Aim of the task ▸ Your task is to repeat the lines below exactly, excluding any pictures they contain.

──────── Raw data ────────

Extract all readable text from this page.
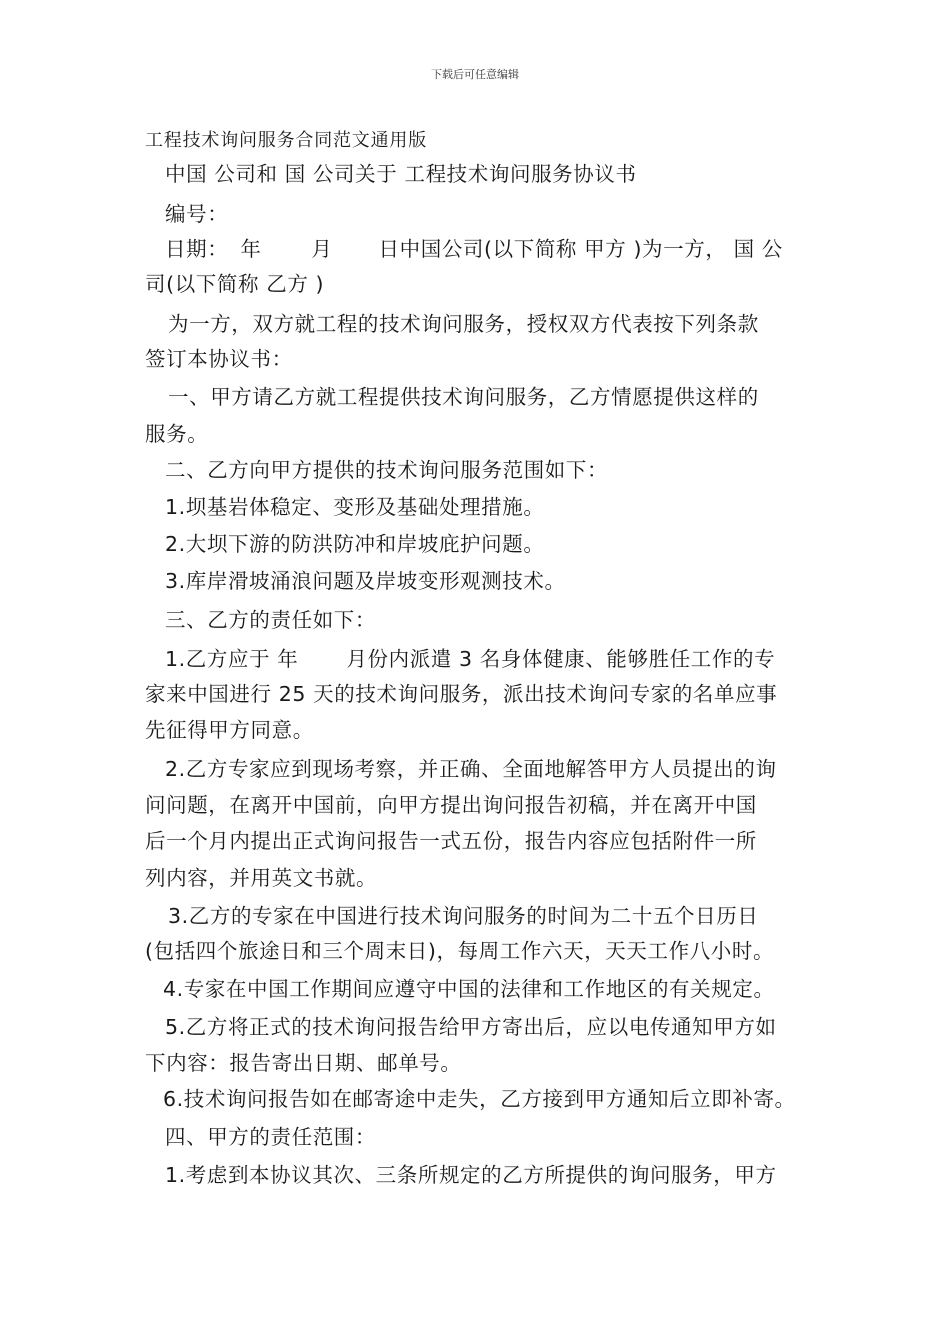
下载后可任意编辑
工程技术询问服务合同范文通用版
中国 公司和 国 公司关于 工程技术询问服务协议书
编号：
日期： 年 月 日中国公司(以下简称 甲方 )为一方， 国 公
司(以下简称 乙方 )
为一方，双方就工程的技术询问服务，授权双方代表按下列条款
签订本协议书：
一、甲方请乙方就工程提供技术询问服务，乙方情愿提供这样的
服务。
二、乙方向甲方提供的技术询问服务范围如下：
1.坝基岩体稳定、变形及基础处理措施。
2.大坝下游的防洪防冲和岸坡庇护问题。
3.库岸滑坡涌浪问题及岸坡变形观测技术。
三、乙方的责任如下：
1.乙方应于 年 月份内派遣 3 名身体健康、能够胜任工作的专
家来中国进行 25 天的技术询问服务，派出技术询问专家的名单应事
先征得甲方同意。
2.乙方专家应到现场考察，并正确、全面地解答甲方人员提出的询
问问题，在离开中国前，向甲方提出询问报告初稿，并在离开中国
后一个月内提出正式询问报告一式五份，报告内容应包括附件一所
列内容，并用英文书就。
3.乙方的专家在中国进行技术询问服务的时间为二十五个日历日
(包括四个旅途日和三个周末日)，每周工作六天，天天工作八小时。
4.专家在中国工作期间应遵守中国的法律和工作地区的有关规定。
5.乙方将正式的技术询问报告给甲方寄出后，应以电传通知甲方如
下内容：报告寄出日期、邮单号。
6.技术询问报告如在邮寄途中走失，乙方接到甲方通知后立即补寄。
四、甲方的责任范围：
1.考虑到本协议其次、三条所规定的乙方所提供的询问服务，甲方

────────

Solved exercise ▸
Extract all readable text from this page.
下载后可任意编辑
工程技术询问服务合同范文通用版
中国 公司和 国 公司关于 工程技术询问服务协议书
编号：
日期： 年 月 日中国公司(以下简称 甲方 )为一方， 国 公
司(以下简称 乙方 )
为一方，双方就工程的技术询问服务，授权双方代表按下列条款
签订本协议书：
一、甲方请乙方就工程提供技术询问服务，乙方情愿提供这样的
服务。
二、乙方向甲方提供的技术询问服务范围如下：
1.坝基岩体稳定、变形及基础处理措施。
2.大坝下游的防洪防冲和岸坡庇护问题。
3.库岸滑坡涌浪问题及岸坡变形观测技术。
三、乙方的责任如下：
1.乙方应于 年 月份内派遣 3 名身体健康、能够胜任工作的专
家来中国进行 25 天的技术询问服务，派出技术询问专家的名单应事
先征得甲方同意。
2.乙方专家应到现场考察，并正确、全面地解答甲方人员提出的询
问问题，在离开中国前，向甲方提出询问报告初稿，并在离开中国
后一个月内提出正式询问报告一式五份，报告内容应包括附件一所
列内容，并用英文书就。
3.乙方的专家在中国进行技术询问服务的时间为二十五个日历日
(包括四个旅途日和三个周末日)，每周工作六天，天天工作八小时。
4.专家在中国工作期间应遵守中国的法律和工作地区的有关规定。
5.乙方将正式的技术询问报告给甲方寄出后，应以电传通知甲方如
下内容：报告寄出日期、邮单号。
6.技术询问报告如在邮寄途中走失，乙方接到甲方通知后立即补寄。
四、甲方的责任范围：
1.考虑到本协议其次、三条所规定的乙方所提供的询问服务，甲方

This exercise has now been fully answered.